>> Begin

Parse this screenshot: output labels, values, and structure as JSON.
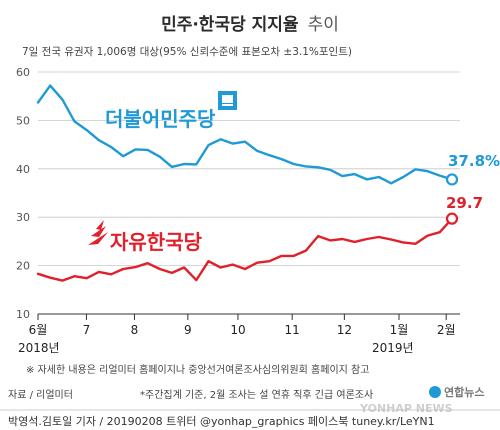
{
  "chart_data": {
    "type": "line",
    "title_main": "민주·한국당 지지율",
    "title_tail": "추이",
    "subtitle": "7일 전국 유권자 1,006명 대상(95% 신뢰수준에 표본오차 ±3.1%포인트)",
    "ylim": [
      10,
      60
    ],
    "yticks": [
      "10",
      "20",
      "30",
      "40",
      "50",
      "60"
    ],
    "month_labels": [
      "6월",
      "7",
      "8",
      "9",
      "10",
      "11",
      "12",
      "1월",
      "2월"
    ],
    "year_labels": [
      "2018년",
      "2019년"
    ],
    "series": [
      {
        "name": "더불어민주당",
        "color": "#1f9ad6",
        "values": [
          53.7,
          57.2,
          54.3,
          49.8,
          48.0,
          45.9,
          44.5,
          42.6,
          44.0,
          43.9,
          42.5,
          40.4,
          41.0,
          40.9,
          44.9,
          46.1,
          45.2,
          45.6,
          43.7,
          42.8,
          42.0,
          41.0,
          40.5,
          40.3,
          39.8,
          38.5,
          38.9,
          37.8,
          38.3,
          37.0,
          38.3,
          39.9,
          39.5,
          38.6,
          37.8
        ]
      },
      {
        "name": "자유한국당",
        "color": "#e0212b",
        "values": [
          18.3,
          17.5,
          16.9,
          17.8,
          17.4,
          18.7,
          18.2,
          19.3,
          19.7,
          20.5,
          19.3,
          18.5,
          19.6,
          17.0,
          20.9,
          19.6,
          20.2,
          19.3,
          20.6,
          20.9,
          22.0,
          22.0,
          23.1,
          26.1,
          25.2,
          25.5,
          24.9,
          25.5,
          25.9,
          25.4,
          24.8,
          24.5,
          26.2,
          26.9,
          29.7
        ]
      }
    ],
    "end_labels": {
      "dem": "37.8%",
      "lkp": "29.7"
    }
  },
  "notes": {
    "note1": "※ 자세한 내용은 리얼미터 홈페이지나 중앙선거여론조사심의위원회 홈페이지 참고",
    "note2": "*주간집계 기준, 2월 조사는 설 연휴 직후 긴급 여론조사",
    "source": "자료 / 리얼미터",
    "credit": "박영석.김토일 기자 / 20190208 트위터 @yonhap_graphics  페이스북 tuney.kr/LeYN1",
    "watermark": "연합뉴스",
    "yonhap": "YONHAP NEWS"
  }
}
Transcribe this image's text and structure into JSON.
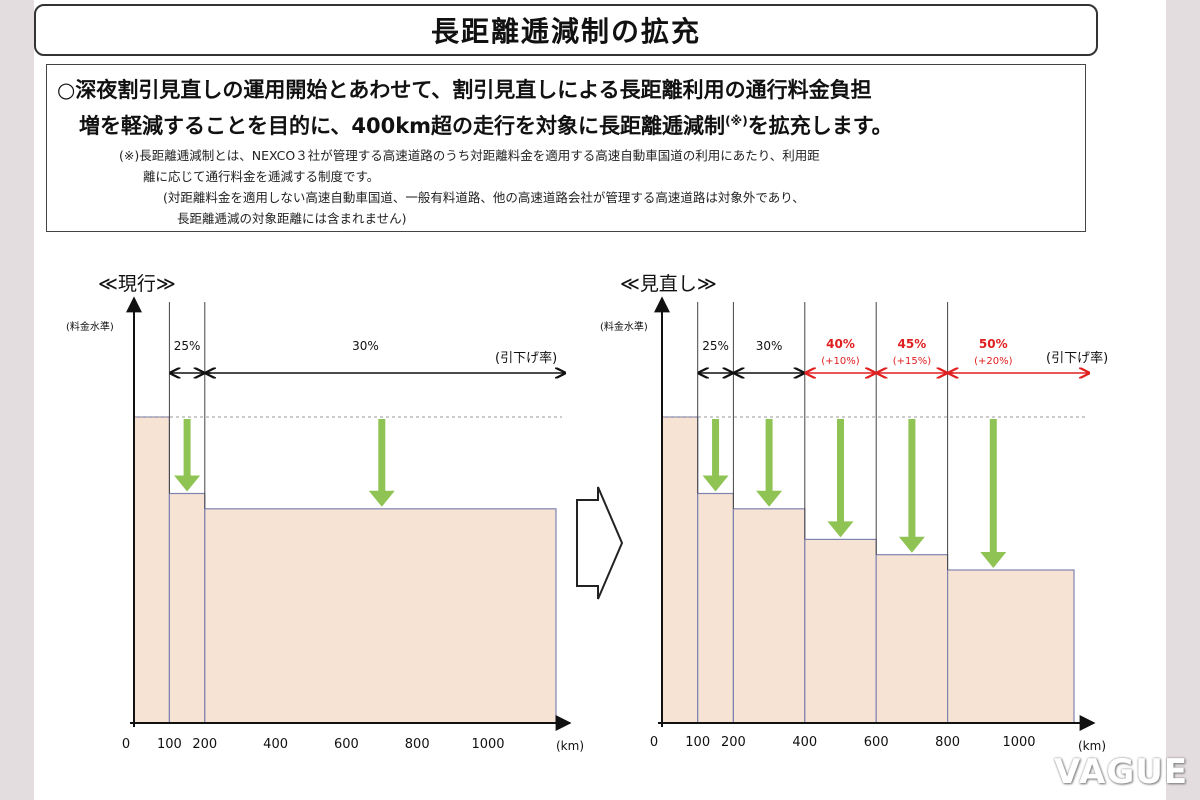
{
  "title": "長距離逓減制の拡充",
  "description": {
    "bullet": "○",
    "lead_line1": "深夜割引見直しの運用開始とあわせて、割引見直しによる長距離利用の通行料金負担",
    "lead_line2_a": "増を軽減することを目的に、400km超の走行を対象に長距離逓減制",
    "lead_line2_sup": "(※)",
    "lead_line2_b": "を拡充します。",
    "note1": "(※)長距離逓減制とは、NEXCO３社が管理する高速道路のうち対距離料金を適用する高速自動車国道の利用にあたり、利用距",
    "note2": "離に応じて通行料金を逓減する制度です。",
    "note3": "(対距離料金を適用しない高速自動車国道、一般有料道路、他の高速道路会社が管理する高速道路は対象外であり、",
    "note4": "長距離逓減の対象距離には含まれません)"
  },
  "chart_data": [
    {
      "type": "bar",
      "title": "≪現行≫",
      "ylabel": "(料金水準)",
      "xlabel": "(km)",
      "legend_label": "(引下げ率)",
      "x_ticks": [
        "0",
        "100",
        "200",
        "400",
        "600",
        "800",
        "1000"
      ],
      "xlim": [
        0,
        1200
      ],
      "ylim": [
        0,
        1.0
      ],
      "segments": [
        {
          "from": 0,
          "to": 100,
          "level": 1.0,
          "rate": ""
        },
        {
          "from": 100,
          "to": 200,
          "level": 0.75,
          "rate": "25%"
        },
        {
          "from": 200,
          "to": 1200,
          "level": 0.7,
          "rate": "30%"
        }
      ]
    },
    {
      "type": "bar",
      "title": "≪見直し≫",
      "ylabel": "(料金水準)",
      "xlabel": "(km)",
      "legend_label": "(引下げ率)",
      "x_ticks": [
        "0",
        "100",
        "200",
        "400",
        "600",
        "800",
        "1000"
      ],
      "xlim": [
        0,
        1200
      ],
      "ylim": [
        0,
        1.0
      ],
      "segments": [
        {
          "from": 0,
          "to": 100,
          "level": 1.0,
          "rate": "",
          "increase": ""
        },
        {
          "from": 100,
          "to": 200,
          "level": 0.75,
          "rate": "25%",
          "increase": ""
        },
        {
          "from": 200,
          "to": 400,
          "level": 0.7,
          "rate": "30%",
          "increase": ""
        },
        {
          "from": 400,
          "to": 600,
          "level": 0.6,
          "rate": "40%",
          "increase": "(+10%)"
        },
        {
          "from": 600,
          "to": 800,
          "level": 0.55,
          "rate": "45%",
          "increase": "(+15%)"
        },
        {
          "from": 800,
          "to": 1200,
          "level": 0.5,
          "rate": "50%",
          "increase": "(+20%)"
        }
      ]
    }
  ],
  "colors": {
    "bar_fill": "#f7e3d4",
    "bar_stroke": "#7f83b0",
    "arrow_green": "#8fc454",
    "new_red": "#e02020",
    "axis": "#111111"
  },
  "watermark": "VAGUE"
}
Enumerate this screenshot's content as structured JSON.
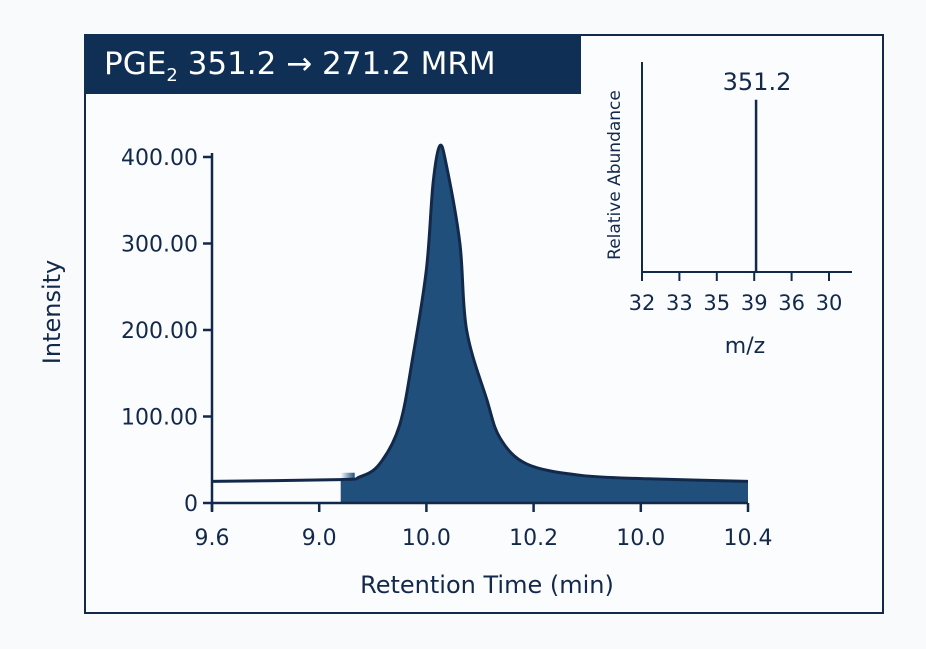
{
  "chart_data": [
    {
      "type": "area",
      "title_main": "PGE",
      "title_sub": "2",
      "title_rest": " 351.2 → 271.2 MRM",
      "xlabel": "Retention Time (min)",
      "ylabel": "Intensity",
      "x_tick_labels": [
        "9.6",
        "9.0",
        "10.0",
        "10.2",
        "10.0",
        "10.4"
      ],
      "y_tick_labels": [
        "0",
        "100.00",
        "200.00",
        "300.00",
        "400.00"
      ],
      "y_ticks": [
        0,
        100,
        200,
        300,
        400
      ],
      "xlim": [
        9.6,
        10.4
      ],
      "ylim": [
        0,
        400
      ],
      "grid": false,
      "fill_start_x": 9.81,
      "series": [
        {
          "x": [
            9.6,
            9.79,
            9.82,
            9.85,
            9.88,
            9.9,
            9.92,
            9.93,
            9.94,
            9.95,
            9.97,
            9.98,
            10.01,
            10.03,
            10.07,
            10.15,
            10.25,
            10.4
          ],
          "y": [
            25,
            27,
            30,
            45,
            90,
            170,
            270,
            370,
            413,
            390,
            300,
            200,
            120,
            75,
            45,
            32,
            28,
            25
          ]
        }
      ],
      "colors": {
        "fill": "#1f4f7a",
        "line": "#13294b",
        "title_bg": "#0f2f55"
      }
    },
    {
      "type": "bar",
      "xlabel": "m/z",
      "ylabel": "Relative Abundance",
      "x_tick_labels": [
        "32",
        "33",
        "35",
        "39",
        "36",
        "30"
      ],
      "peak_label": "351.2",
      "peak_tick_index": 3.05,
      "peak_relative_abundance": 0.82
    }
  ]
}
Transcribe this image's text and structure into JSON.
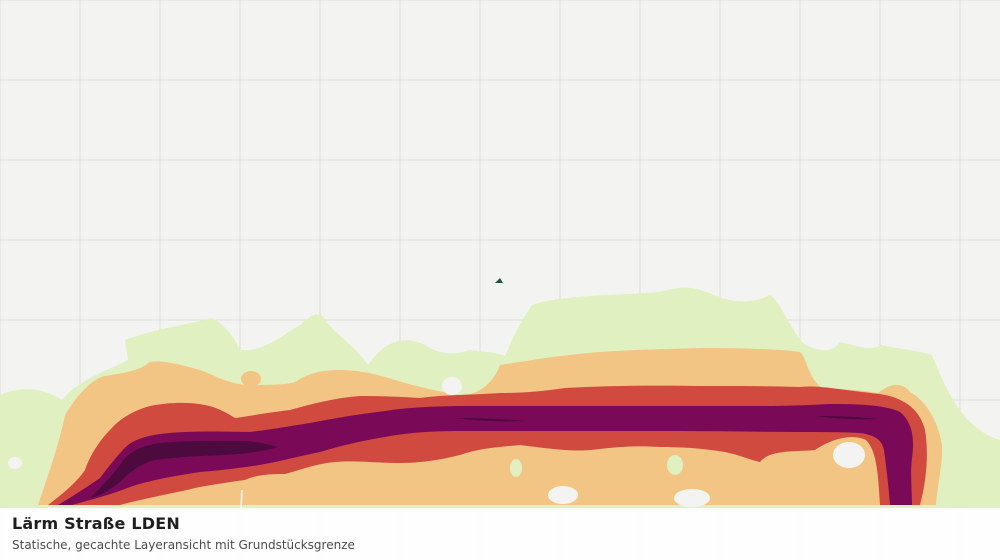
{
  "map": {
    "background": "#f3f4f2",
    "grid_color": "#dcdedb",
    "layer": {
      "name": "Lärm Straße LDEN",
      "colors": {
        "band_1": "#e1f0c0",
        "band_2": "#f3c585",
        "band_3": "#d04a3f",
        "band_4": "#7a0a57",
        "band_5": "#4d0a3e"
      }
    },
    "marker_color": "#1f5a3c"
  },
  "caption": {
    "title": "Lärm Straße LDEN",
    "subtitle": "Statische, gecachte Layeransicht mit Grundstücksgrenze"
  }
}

>> End

- Work instructions: Print all the records again exactly; do not include any picture.

- Answer in full:
Parse this screenshot: output labels, values, and structure as JSON.
{
  "chart_data": {
    "type": "line",
    "title_main": "민주·한국당 지지율",
    "title_tail": "추이",
    "subtitle": "7일 전국 유권자 1,006명 대상(95% 신뢰수준에 표본오차 ±3.1%포인트)",
    "ylim": [
      10,
      60
    ],
    "yticks": [
      "10",
      "20",
      "30",
      "40",
      "50",
      "60"
    ],
    "month_labels": [
      "6월",
      "7",
      "8",
      "9",
      "10",
      "11",
      "12",
      "1월",
      "2월"
    ],
    "year_labels": [
      "2018년",
      "2019년"
    ],
    "series": [
      {
        "name": "더불어민주당",
        "color": "#1f9ad6",
        "values": [
          53.7,
          57.2,
          54.3,
          49.8,
          48.0,
          45.9,
          44.5,
          42.6,
          44.0,
          43.9,
          42.5,
          40.4,
          41.0,
          40.9,
          44.9,
          46.1,
          45.2,
          45.6,
          43.7,
          42.8,
          42.0,
          41.0,
          40.5,
          40.3,
          39.8,
          38.5,
          38.9,
          37.8,
          38.3,
          37.0,
          38.3,
          39.9,
          39.5,
          38.6,
          37.8
        ]
      },
      {
        "name": "자유한국당",
        "color": "#e0212b",
        "values": [
          18.3,
          17.5,
          16.9,
          17.8,
          17.4,
          18.7,
          18.2,
          19.3,
          19.7,
          20.5,
          19.3,
          18.5,
          19.6,
          17.0,
          20.9,
          19.6,
          20.2,
          19.3,
          20.6,
          20.9,
          22.0,
          22.0,
          23.1,
          26.1,
          25.2,
          25.5,
          24.9,
          25.5,
          25.9,
          25.4,
          24.8,
          24.5,
          26.2,
          26.9,
          29.7
        ]
      }
    ],
    "end_labels": {
      "dem": "37.8%",
      "lkp": "29.7"
    }
  },
  "notes": {
    "note1": "※ 자세한 내용은 리얼미터 홈페이지나 중앙선거여론조사심의위원회 홈페이지 참고",
    "note2": "*주간집계 기준, 2월 조사는 설 연휴 직후 긴급 여론조사",
    "source": "자료 / 리얼미터",
    "credit": "박영석.김토일 기자 / 20190208 트위터 @yonhap_graphics  페이스북 tuney.kr/LeYN1",
    "watermark": "연합뉴스",
    "yonhap": "YONHAP NEWS"
  }
}
Transcribe this image's text and structure into JSON.
{
  "title": "長距離逓減制の拡充",
  "description": {
    "bullet": "○",
    "lead_line1": "深夜割引見直しの運用開始とあわせて、割引見直しによる長距離利用の通行料金負担",
    "lead_line2_a": "増を軽減することを目的に、400km超の走行を対象に長距離逓減制",
    "lead_line2_sup": "(※)",
    "lead_line2_b": "を拡充します。",
    "note1": "(※)長距離逓減制とは、NEXCO３社が管理する高速道路のうち対距離料金を適用する高速自動車国道の利用にあたり、利用距",
    "note2": "離に応じて通行料金を逓減する制度です。",
    "note3": "(対距離料金を適用しない高速自動車国道、一般有料道路、他の高速道路会社が管理する高速道路は対象外であり、",
    "note4": "長距離逓減の対象距離には含まれません)"
  },
  "chart_data": [
    {
      "type": "bar",
      "title": "≪現行≫",
      "ylabel": "(料金水準)",
      "xlabel": "(km)",
      "legend_label": "(引下げ率)",
      "x_ticks": [
        "0",
        "100",
        "200",
        "400",
        "600",
        "800",
        "1000"
      ],
      "xlim": [
        0,
        1200
      ],
      "ylim": [
        0,
        1.0
      ],
      "segments": [
        {
          "from": 0,
          "to": 100,
          "level": 1.0,
          "rate": ""
        },
        {
          "from": 100,
          "to": 200,
          "level": 0.75,
          "rate": "25%"
        },
        {
          "from": 200,
          "to": 1200,
          "level": 0.7,
          "rate": "30%"
        }
      ]
    },
    {
      "type": "bar",
      "title": "≪見直し≫",
      "ylabel": "(料金水準)",
      "xlabel": "(km)",
      "legend_label": "(引下げ率)",
      "x_ticks": [
        "0",
        "100",
        "200",
        "400",
        "600",
        "800",
        "1000"
      ],
      "xlim": [
        0,
        1200
      ],
      "ylim": [
        0,
        1.0
      ],
      "segments": [
        {
          "from": 0,
          "to": 100,
          "level": 1.0,
          "rate": "",
          "increase": ""
        },
        {
          "from": 100,
          "to": 200,
          "level": 0.75,
          "rate": "25%",
          "increase": ""
        },
        {
          "from": 200,
          "to": 400,
          "level": 0.7,
          "rate": "30%",
          "increase": ""
        },
        {
          "from": 400,
          "to": 600,
          "level": 0.6,
          "rate": "40%",
          "increase": "(+10%)"
        },
        {
          "from": 600,
          "to": 800,
          "level": 0.55,
          "rate": "45%",
          "increase": "(+15%)"
        },
        {
          "from": 800,
          "to": 1200,
          "level": 0.5,
          "rate": "50%",
          "increase": "(+20%)"
        }
      ]
    }
  ],
  "colors": {
    "bar_fill": "#f7e3d4",
    "bar_stroke": "#7f83b0",
    "arrow_green": "#8fc454",
    "new_red": "#e02020",
    "axis": "#111111"
  },
  "watermark": "VAGUE"
}
Enumerate this screenshot's content as structured JSON.
{
  "chart_data": [
    {
      "type": "area",
      "title_main": "PGE",
      "title_sub": "2",
      "title_rest": " 351.2 → 271.2 MRM",
      "xlabel": "Retention Time (min)",
      "ylabel": "Intensity",
      "x_tick_labels": [
        "9.6",
        "9.0",
        "10.0",
        "10.2",
        "10.0",
        "10.4"
      ],
      "y_tick_labels": [
        "0",
        "100.00",
        "200.00",
        "300.00",
        "400.00"
      ],
      "y_ticks": [
        0,
        100,
        200,
        300,
        400
      ],
      "xlim": [
        9.6,
        10.4
      ],
      "ylim": [
        0,
        400
      ],
      "grid": false,
      "fill_start_x": 9.81,
      "series": [
        {
          "x": [
            9.6,
            9.79,
            9.82,
            9.85,
            9.88,
            9.9,
            9.92,
            9.93,
            9.94,
            9.95,
            9.97,
            9.98,
            10.01,
            10.03,
            10.07,
            10.15,
            10.25,
            10.4
          ],
          "y": [
            25,
            27,
            30,
            45,
            90,
            170,
            270,
            370,
            413,
            390,
            300,
            200,
            120,
            75,
            45,
            32,
            28,
            25
          ]
        }
      ],
      "colors": {
        "fill": "#1f4f7a",
        "line": "#13294b",
        "title_bg": "#0f2f55"
      }
    },
    {
      "type": "bar",
      "xlabel": "m/z",
      "ylabel": "Relative Abundance",
      "x_tick_labels": [
        "32",
        "33",
        "35",
        "39",
        "36",
        "30"
      ],
      "peak_label": "351.2",
      "peak_tick_index": 3.05,
      "peak_relative_abundance": 0.82
    }
  ]
}
Transcribe this image's text and structure into JSON.
{
  "map": {
    "background": "#f3f4f2",
    "grid_color": "#dcdedb",
    "layer": {
      "name": "Lärm Straße LDEN",
      "colors": {
        "band_1": "#e1f0c0",
        "band_2": "#f3c585",
        "band_3": "#d04a3f",
        "band_4": "#7a0a57",
        "band_5": "#4d0a3e"
      }
    },
    "marker_color": "#1f5a3c"
  },
  "caption": {
    "title": "Lärm Straße LDEN",
    "subtitle": "Statische, gecachte Layeransicht mit Grundstücksgrenze"
  }
}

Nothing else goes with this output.